» What you will do
Extract all of the data and reproduce it precisely.

» Input rows
---
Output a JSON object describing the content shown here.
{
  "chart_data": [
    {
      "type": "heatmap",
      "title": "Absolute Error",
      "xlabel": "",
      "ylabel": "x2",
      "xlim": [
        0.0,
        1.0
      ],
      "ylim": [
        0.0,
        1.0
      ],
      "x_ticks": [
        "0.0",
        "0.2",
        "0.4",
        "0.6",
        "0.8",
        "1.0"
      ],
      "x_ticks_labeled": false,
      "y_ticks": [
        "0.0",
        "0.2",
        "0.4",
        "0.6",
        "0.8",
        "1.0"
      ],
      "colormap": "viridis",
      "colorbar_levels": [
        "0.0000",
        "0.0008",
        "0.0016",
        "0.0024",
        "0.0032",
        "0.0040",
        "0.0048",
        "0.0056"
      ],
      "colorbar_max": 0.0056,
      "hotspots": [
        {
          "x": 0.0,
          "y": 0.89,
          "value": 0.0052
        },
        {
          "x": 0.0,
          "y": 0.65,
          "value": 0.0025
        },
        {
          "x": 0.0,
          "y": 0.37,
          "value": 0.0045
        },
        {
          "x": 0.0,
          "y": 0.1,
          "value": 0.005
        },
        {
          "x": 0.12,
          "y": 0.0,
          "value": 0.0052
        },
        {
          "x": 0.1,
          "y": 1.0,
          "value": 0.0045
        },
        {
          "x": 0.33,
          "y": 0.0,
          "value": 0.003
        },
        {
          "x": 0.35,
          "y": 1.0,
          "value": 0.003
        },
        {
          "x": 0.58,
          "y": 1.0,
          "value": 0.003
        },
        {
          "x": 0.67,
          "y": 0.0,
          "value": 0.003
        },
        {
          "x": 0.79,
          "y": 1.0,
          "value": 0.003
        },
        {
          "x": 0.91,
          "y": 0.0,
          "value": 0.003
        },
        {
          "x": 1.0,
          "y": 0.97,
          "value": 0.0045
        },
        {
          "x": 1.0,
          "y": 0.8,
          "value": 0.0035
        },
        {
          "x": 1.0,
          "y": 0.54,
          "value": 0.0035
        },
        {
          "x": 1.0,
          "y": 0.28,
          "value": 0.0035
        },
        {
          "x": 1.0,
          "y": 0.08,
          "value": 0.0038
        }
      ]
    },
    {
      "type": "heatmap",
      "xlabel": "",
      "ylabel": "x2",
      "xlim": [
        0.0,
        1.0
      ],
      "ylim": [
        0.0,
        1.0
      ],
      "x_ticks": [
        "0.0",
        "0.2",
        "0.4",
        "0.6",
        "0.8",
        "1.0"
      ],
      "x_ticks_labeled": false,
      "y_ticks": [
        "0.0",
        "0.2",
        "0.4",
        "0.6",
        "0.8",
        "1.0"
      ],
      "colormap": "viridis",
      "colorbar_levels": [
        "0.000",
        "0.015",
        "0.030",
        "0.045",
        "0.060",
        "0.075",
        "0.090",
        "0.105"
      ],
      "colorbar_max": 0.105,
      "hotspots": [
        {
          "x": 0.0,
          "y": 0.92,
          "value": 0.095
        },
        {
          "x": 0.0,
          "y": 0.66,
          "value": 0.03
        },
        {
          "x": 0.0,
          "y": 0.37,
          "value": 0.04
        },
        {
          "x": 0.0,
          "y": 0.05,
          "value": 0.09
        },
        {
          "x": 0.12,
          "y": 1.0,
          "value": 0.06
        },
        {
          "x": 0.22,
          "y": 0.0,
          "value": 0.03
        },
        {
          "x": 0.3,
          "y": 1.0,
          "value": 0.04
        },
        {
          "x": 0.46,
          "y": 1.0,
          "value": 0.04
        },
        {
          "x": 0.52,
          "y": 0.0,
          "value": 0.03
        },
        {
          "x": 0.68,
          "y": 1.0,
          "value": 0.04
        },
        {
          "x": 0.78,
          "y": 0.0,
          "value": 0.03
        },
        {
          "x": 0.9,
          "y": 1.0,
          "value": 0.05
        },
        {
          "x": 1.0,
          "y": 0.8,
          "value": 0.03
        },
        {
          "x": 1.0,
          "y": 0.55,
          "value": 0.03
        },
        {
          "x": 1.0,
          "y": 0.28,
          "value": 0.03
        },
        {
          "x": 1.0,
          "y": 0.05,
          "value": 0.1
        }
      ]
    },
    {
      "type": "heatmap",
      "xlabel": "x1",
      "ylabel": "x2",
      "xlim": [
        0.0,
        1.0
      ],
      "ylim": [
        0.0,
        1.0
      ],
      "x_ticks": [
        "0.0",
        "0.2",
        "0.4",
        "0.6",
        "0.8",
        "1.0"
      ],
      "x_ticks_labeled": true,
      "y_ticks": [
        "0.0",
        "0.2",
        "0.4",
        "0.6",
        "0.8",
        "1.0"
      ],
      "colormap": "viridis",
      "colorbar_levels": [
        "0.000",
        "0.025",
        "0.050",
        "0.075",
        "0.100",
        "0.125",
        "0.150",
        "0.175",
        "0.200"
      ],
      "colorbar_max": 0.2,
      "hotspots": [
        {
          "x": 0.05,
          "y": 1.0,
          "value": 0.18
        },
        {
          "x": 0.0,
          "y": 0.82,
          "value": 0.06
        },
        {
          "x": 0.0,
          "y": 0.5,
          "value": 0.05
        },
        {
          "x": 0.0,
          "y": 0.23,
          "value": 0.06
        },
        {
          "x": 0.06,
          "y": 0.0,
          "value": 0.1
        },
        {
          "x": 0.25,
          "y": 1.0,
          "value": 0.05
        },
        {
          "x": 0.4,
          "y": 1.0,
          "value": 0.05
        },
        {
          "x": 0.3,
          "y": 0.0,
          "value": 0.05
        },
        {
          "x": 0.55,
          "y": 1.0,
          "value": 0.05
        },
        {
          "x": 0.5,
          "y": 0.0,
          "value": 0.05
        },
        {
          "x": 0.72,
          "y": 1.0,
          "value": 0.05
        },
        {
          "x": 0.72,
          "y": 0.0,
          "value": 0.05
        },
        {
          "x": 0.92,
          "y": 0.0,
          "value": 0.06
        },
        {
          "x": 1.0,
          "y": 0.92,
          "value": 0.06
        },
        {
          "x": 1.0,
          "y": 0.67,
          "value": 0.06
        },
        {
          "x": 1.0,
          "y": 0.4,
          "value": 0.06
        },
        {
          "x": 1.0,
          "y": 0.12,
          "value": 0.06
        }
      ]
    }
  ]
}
---
» Reply
Output a JSON object describing the content shown here.
{
  "chart_data": [
    {
      "type": "heatmap",
      "title": "Absolute Error",
      "xlabel": "",
      "ylabel": "x2",
      "xlim": [
        0.0,
        1.0
      ],
      "ylim": [
        0.0,
        1.0
      ],
      "x_ticks": [
        "0.0",
        "0.2",
        "0.4",
        "0.6",
        "0.8",
        "1.0"
      ],
      "x_ticks_labeled": false,
      "y_ticks": [
        "0.0",
        "0.2",
        "0.4",
        "0.6",
        "0.8",
        "1.0"
      ],
      "colormap": "viridis",
      "colorbar_levels": [
        "0.0000",
        "0.0008",
        "0.0016",
        "0.0024",
        "0.0032",
        "0.0040",
        "0.0048",
        "0.0056"
      ],
      "colorbar_max": 0.0056,
      "hotspots": [
        {
          "x": 0.0,
          "y": 0.89,
          "value": 0.0052
        },
        {
          "x": 0.0,
          "y": 0.65,
          "value": 0.0025
        },
        {
          "x": 0.0,
          "y": 0.37,
          "value": 0.0045
        },
        {
          "x": 0.0,
          "y": 0.1,
          "value": 0.005
        },
        {
          "x": 0.12,
          "y": 0.0,
          "value": 0.0052
        },
        {
          "x": 0.1,
          "y": 1.0,
          "value": 0.0045
        },
        {
          "x": 0.33,
          "y": 0.0,
          "value": 0.003
        },
        {
          "x": 0.35,
          "y": 1.0,
          "value": 0.003
        },
        {
          "x": 0.58,
          "y": 1.0,
          "value": 0.003
        },
        {
          "x": 0.67,
          "y": 0.0,
          "value": 0.003
        },
        {
          "x": 0.79,
          "y": 1.0,
          "value": 0.003
        },
        {
          "x": 0.91,
          "y": 0.0,
          "value": 0.003
        },
        {
          "x": 1.0,
          "y": 0.97,
          "value": 0.0045
        },
        {
          "x": 1.0,
          "y": 0.8,
          "value": 0.0035
        },
        {
          "x": 1.0,
          "y": 0.54,
          "value": 0.0035
        },
        {
          "x": 1.0,
          "y": 0.28,
          "value": 0.0035
        },
        {
          "x": 1.0,
          "y": 0.08,
          "value": 0.0038
        }
      ]
    },
    {
      "type": "heatmap",
      "xlabel": "",
      "ylabel": "x2",
      "xlim": [
        0.0,
        1.0
      ],
      "ylim": [
        0.0,
        1.0
      ],
      "x_ticks": [
        "0.0",
        "0.2",
        "0.4",
        "0.6",
        "0.8",
        "1.0"
      ],
      "x_ticks_labeled": false,
      "y_ticks": [
        "0.0",
        "0.2",
        "0.4",
        "0.6",
        "0.8",
        "1.0"
      ],
      "colormap": "viridis",
      "colorbar_levels": [
        "0.000",
        "0.015",
        "0.030",
        "0.045",
        "0.060",
        "0.075",
        "0.090",
        "0.105"
      ],
      "colorbar_max": 0.105,
      "hotspots": [
        {
          "x": 0.0,
          "y": 0.92,
          "value": 0.095
        },
        {
          "x": 0.0,
          "y": 0.66,
          "value": 0.03
        },
        {
          "x": 0.0,
          "y": 0.37,
          "value": 0.04
        },
        {
          "x": 0.0,
          "y": 0.05,
          "value": 0.09
        },
        {
          "x": 0.12,
          "y": 1.0,
          "value": 0.06
        },
        {
          "x": 0.22,
          "y": 0.0,
          "value": 0.03
        },
        {
          "x": 0.3,
          "y": 1.0,
          "value": 0.04
        },
        {
          "x": 0.46,
          "y": 1.0,
          "value": 0.04
        },
        {
          "x": 0.52,
          "y": 0.0,
          "value": 0.03
        },
        {
          "x": 0.68,
          "y": 1.0,
          "value": 0.04
        },
        {
          "x": 0.78,
          "y": 0.0,
          "value": 0.03
        },
        {
          "x": 0.9,
          "y": 1.0,
          "value": 0.05
        },
        {
          "x": 1.0,
          "y": 0.8,
          "value": 0.03
        },
        {
          "x": 1.0,
          "y": 0.55,
          "value": 0.03
        },
        {
          "x": 1.0,
          "y": 0.28,
          "value": 0.03
        },
        {
          "x": 1.0,
          "y": 0.05,
          "value": 0.1
        }
      ]
    },
    {
      "type": "heatmap",
      "xlabel": "x1",
      "ylabel": "x2",
      "xlim": [
        0.0,
        1.0
      ],
      "ylim": [
        0.0,
        1.0
      ],
      "x_ticks": [
        "0.0",
        "0.2",
        "0.4",
        "0.6",
        "0.8",
        "1.0"
      ],
      "x_ticks_labeled": true,
      "y_ticks": [
        "0.0",
        "0.2",
        "0.4",
        "0.6",
        "0.8",
        "1.0"
      ],
      "colormap": "viridis",
      "colorbar_levels": [
        "0.000",
        "0.025",
        "0.050",
        "0.075",
        "0.100",
        "0.125",
        "0.150",
        "0.175",
        "0.200"
      ],
      "colorbar_max": 0.2,
      "hotspots": [
        {
          "x": 0.05,
          "y": 1.0,
          "value": 0.18
        },
        {
          "x": 0.0,
          "y": 0.82,
          "value": 0.06
        },
        {
          "x": 0.0,
          "y": 0.5,
          "value": 0.05
        },
        {
          "x": 0.0,
          "y": 0.23,
          "value": 0.06
        },
        {
          "x": 0.06,
          "y": 0.0,
          "value": 0.1
        },
        {
          "x": 0.25,
          "y": 1.0,
          "value": 0.05
        },
        {
          "x": 0.4,
          "y": 1.0,
          "value": 0.05
        },
        {
          "x": 0.3,
          "y": 0.0,
          "value": 0.05
        },
        {
          "x": 0.55,
          "y": 1.0,
          "value": 0.05
        },
        {
          "x": 0.5,
          "y": 0.0,
          "value": 0.05
        },
        {
          "x": 0.72,
          "y": 1.0,
          "value": 0.05
        },
        {
          "x": 0.72,
          "y": 0.0,
          "value": 0.05
        },
        {
          "x": 0.92,
          "y": 0.0,
          "value": 0.06
        },
        {
          "x": 1.0,
          "y": 0.92,
          "value": 0.06
        },
        {
          "x": 1.0,
          "y": 0.67,
          "value": 0.06
        },
        {
          "x": 1.0,
          "y": 0.4,
          "value": 0.06
        },
        {
          "x": 1.0,
          "y": 0.12,
          "value": 0.06
        }
      ]
    }
  ]
}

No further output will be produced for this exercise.